### GOAL
Determine how many lines include "this". Give the number and nothing else.

(Figure content listings)
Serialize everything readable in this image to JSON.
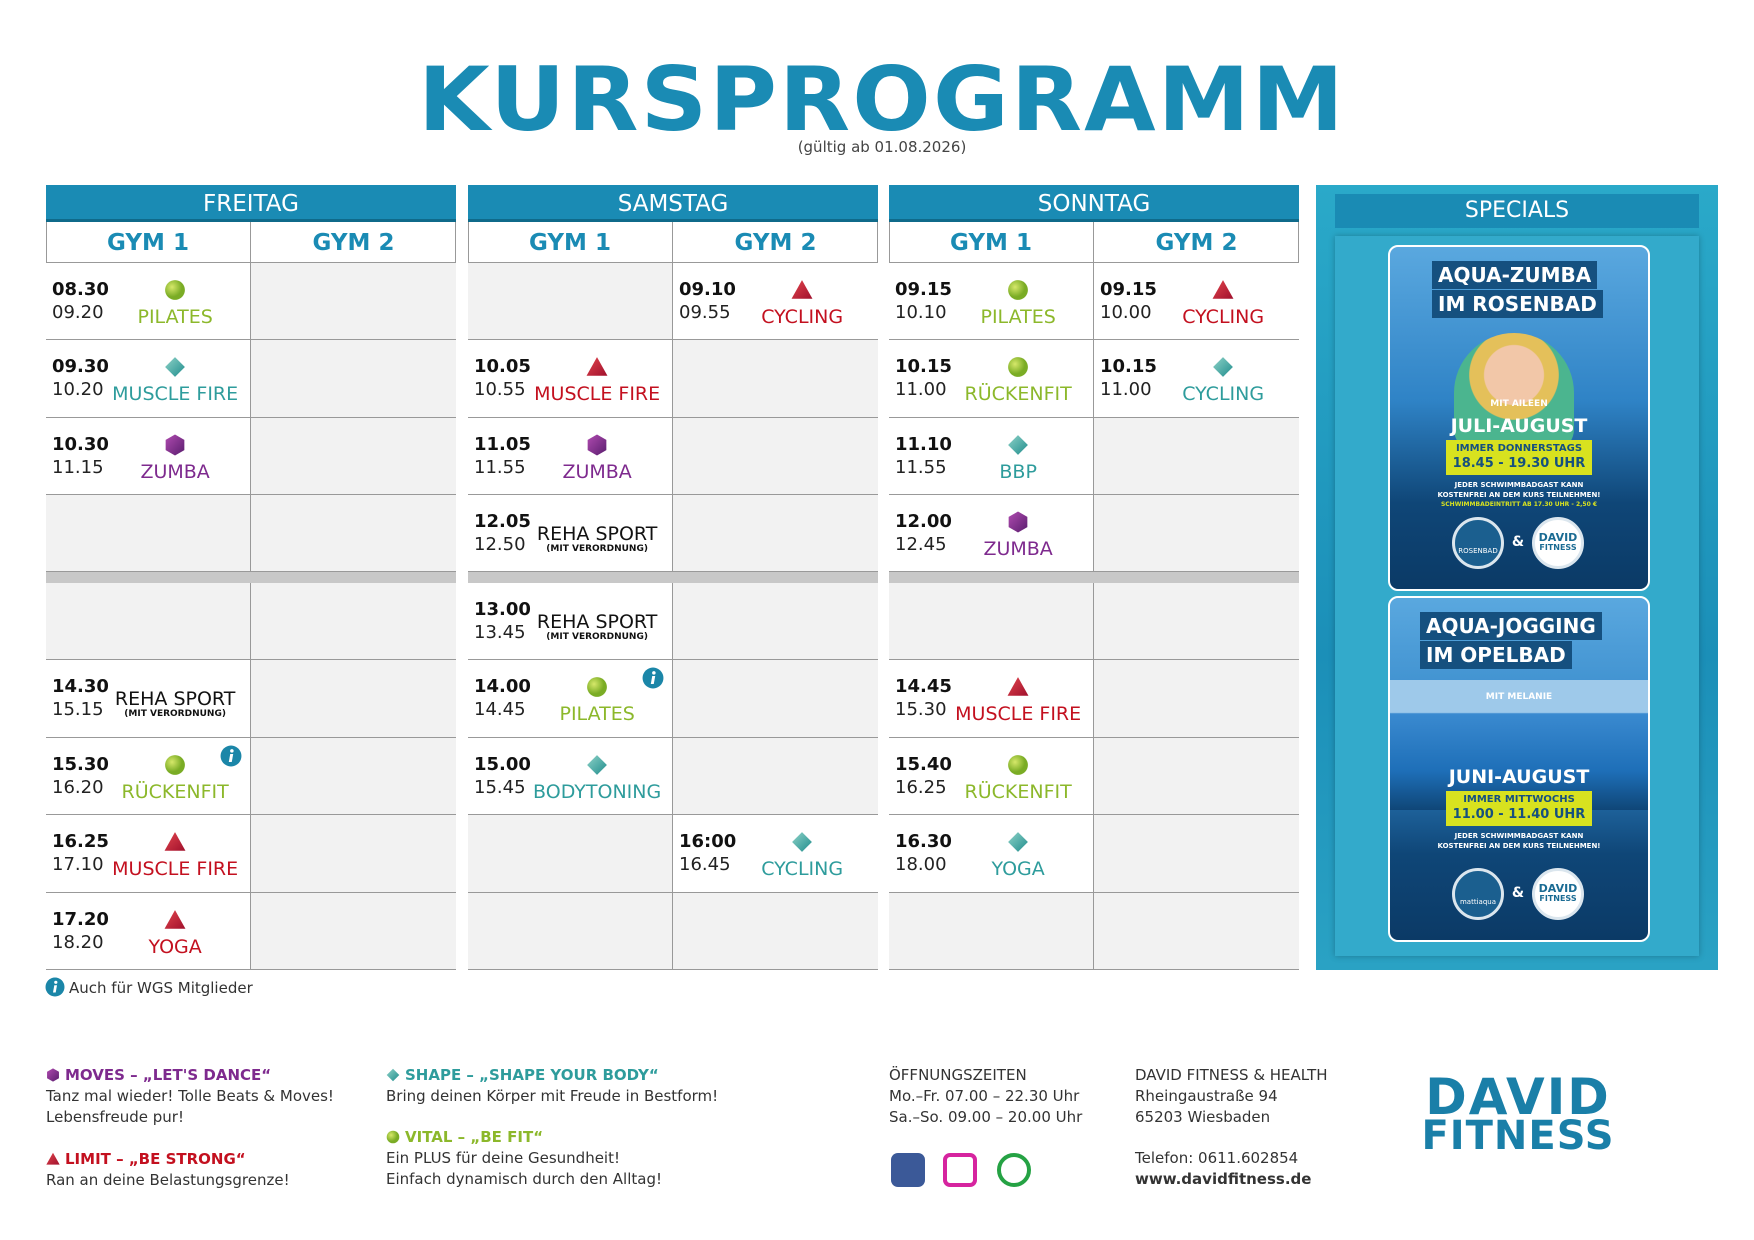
{
  "header": {
    "title": "KURSPROGRAMM",
    "subtitle": "(gültig ab 01.08.2026)"
  },
  "days": [
    {
      "name": "FREITAG",
      "gyms": [
        "GYM 1",
        "GYM 2"
      ],
      "slots": [
        [
          {
            "start": "08.30",
            "end": "09.20",
            "course": "PILATES",
            "icon": "circle",
            "color": "#8cb82b"
          },
          null
        ],
        [
          {
            "start": "09.30",
            "end": "10.20",
            "course": "MUSCLE FIRE",
            "icon": "diamond",
            "color": "#2e9c9c"
          },
          null
        ],
        [
          {
            "start": "10.30",
            "end": "11.15",
            "course": "ZUMBA",
            "icon": "hexagon",
            "color": "#7e2a8e"
          },
          null
        ],
        [
          null,
          null
        ],
        [
          null,
          null
        ],
        [
          {
            "start": "14.30",
            "end": "15.15",
            "course": "REHA SPORT",
            "note": "(MIT VERORDNUNG)",
            "color": "#111111"
          },
          null
        ],
        [
          {
            "start": "15.30",
            "end": "16.20",
            "course": "RÜCKENFIT",
            "icon": "circle",
            "color": "#8cb82b",
            "info": true
          },
          null
        ],
        [
          {
            "start": "16.25",
            "end": "17.10",
            "course": "MUSCLE FIRE",
            "icon": "triangle",
            "color": "#c3101f"
          },
          null
        ],
        [
          {
            "start": "17.20",
            "end": "18.20",
            "course": "YOGA",
            "icon": "triangle",
            "color": "#c3101f"
          },
          null
        ]
      ]
    },
    {
      "name": "SAMSTAG",
      "gyms": [
        "GYM 1",
        "GYM 2"
      ],
      "slots": [
        [
          null,
          {
            "start": "09.10",
            "end": "09.55",
            "course": "CYCLING",
            "icon": "triangle",
            "color": "#c3101f"
          }
        ],
        [
          {
            "start": "10.05",
            "end": "10.55",
            "course": "MUSCLE FIRE",
            "icon": "triangle",
            "color": "#c3101f"
          },
          null
        ],
        [
          {
            "start": "11.05",
            "end": "11.55",
            "course": "ZUMBA",
            "icon": "hexagon",
            "color": "#7e2a8e"
          },
          null
        ],
        [
          {
            "start": "12.05",
            "end": "12.50",
            "course": "REHA SPORT",
            "note": "(MIT VERORDNUNG)",
            "color": "#111111"
          },
          null
        ],
        [
          {
            "start": "13.00",
            "end": "13.45",
            "course": "REHA SPORT",
            "note": "(MIT VERORDNUNG)",
            "color": "#111111"
          },
          null
        ],
        [
          {
            "start": "14.00",
            "end": "14.45",
            "course": "PILATES",
            "icon": "circle",
            "color": "#8cb82b",
            "info": true
          },
          null
        ],
        [
          {
            "start": "15.00",
            "end": "15.45",
            "course": "BODYTONING",
            "icon": "diamond",
            "color": "#2e9c9c"
          },
          null
        ],
        [
          null,
          {
            "start": "16:00",
            "end": "16.45",
            "course": "CYCLING",
            "icon": "diamond",
            "color": "#2e9c9c"
          }
        ],
        [
          null,
          null
        ]
      ]
    },
    {
      "name": "SONNTAG",
      "gyms": [
        "GYM 1",
        "GYM 2"
      ],
      "slots": [
        [
          {
            "start": "09.15",
            "end": "10.10",
            "course": "PILATES",
            "icon": "circle",
            "color": "#8cb82b"
          },
          {
            "start": "09.15",
            "end": "10.00",
            "course": "CYCLING",
            "icon": "triangle",
            "color": "#c3101f"
          }
        ],
        [
          {
            "start": "10.15",
            "end": "11.00",
            "course": "RÜCKENFIT",
            "icon": "circle",
            "color": "#8cb82b"
          },
          {
            "start": "10.15",
            "end": "11.00",
            "course": "CYCLING",
            "icon": "diamond",
            "color": "#2e9c9c"
          }
        ],
        [
          {
            "start": "11.10",
            "end": "11.55",
            "course": "BBP",
            "icon": "diamond",
            "color": "#2e9c9c"
          },
          null
        ],
        [
          {
            "start": "12.00",
            "end": "12.45",
            "course": "ZUMBA",
            "icon": "hexagon",
            "color": "#7e2a8e"
          },
          null
        ],
        [
          null,
          null
        ],
        [
          {
            "start": "14.45",
            "end": "15.30",
            "course": "MUSCLE FIRE",
            "icon": "triangle",
            "color": "#c3101f"
          },
          null
        ],
        [
          {
            "start": "15.40",
            "end": "16.25",
            "course": "RÜCKENFIT",
            "icon": "circle",
            "color": "#8cb82b"
          },
          null
        ],
        [
          {
            "start": "16.30",
            "end": "18.00",
            "course": "YOGA",
            "icon": "diamond",
            "color": "#2e9c9c"
          },
          null
        ],
        [
          null,
          null
        ]
      ]
    }
  ],
  "specials": {
    "title": "SPECIALS",
    "cards": [
      {
        "title": [
          "AQUA-ZUMBA",
          "IM ROSENBAD"
        ],
        "instructor": "MIT AILEEN",
        "season": "JULI-AUGUST",
        "day": "IMMER DONNERSTAGS",
        "time": "18.45 - 19.30 UHR",
        "notes": [
          "JEDER SCHWIMMBADGAST KANN",
          "KOSTENFREI AN DEM KURS TEILNEHMEN!"
        ],
        "extra": "SCHWIMMBADEINTRITT AB 17.30 UHR - 2,50 €",
        "partner": "ROSENBAD",
        "and": "&",
        "brand": [
          "DAVID",
          "FITNESS"
        ]
      },
      {
        "title": [
          "AQUA-JOGGING",
          "IM OPELBAD"
        ],
        "instructor": "MIT MELANIE",
        "season": "JUNI-AUGUST",
        "day": "IMMER MITTWOCHS",
        "time": "11.00 - 11.40 UHR",
        "notes": [
          "JEDER SCHWIMMBADGAST KANN",
          "KOSTENFREI AN DEM KURS TEILNEHMEN!"
        ],
        "partner": "mattiaqua",
        "and": "&",
        "brand": [
          "DAVID",
          "FITNESS"
        ]
      }
    ]
  },
  "footnote": "Auch für WGS Mitglieder",
  "legend": [
    {
      "title": "MOVES – „LET'S DANCE“",
      "lines": [
        "Tanz mal wieder! Tolle Beats & Moves!",
        "Lebensfreude pur!"
      ],
      "icon": "hexagon",
      "color": "#7e2a8e"
    },
    {
      "title": "LIMIT – „BE STRONG“",
      "lines": [
        "Ran an deine Belastungsgrenze!"
      ],
      "icon": "triangle",
      "color": "#c3101f"
    },
    {
      "title": "SHAPE – „SHAPE YOUR BODY“",
      "lines": [
        "Bring deinen Körper mit Freude in Bestform!"
      ],
      "icon": "diamond",
      "color": "#2e9c9c"
    },
    {
      "title": "VITAL – „BE FIT“",
      "lines": [
        "Ein PLUS für deine Gesundheit!",
        "Einfach dynamisch durch den Alltag!"
      ],
      "icon": "circle",
      "color": "#8cb82b"
    }
  ],
  "hours": {
    "title": "ÖFFNUNGSZEITEN",
    "lines": [
      "Mo.–Fr. 07.00 – 22.30 Uhr",
      "Sa.–So. 09.00 – 20.00 Uhr"
    ]
  },
  "contact": {
    "name": "DAVID FITNESS & HEALTH",
    "address": [
      "Rheingaustraße 94",
      "65203 Wiesbaden"
    ],
    "phone": "Telefon: 0611.602854",
    "web": "www.davidfitness.de"
  },
  "logo": [
    "DAVID",
    "FITNESS"
  ]
}
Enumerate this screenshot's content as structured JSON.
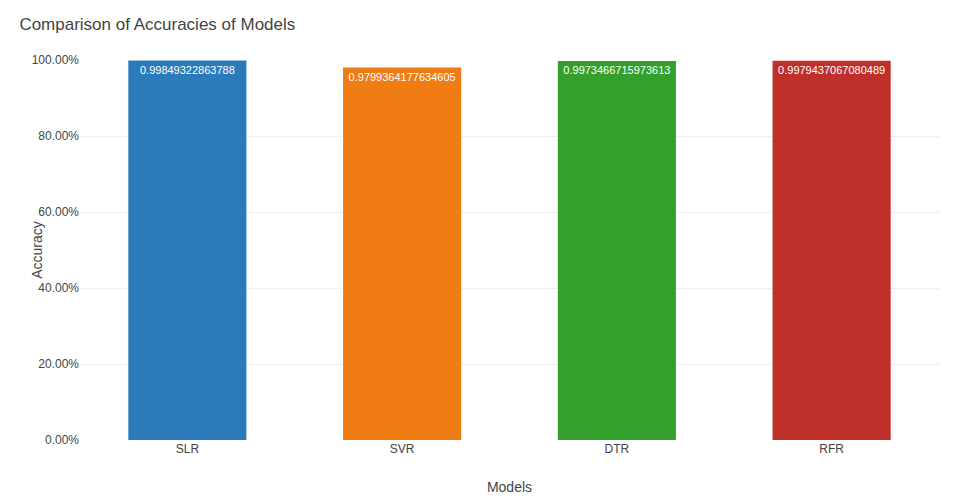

### WRITTEN REPLY
2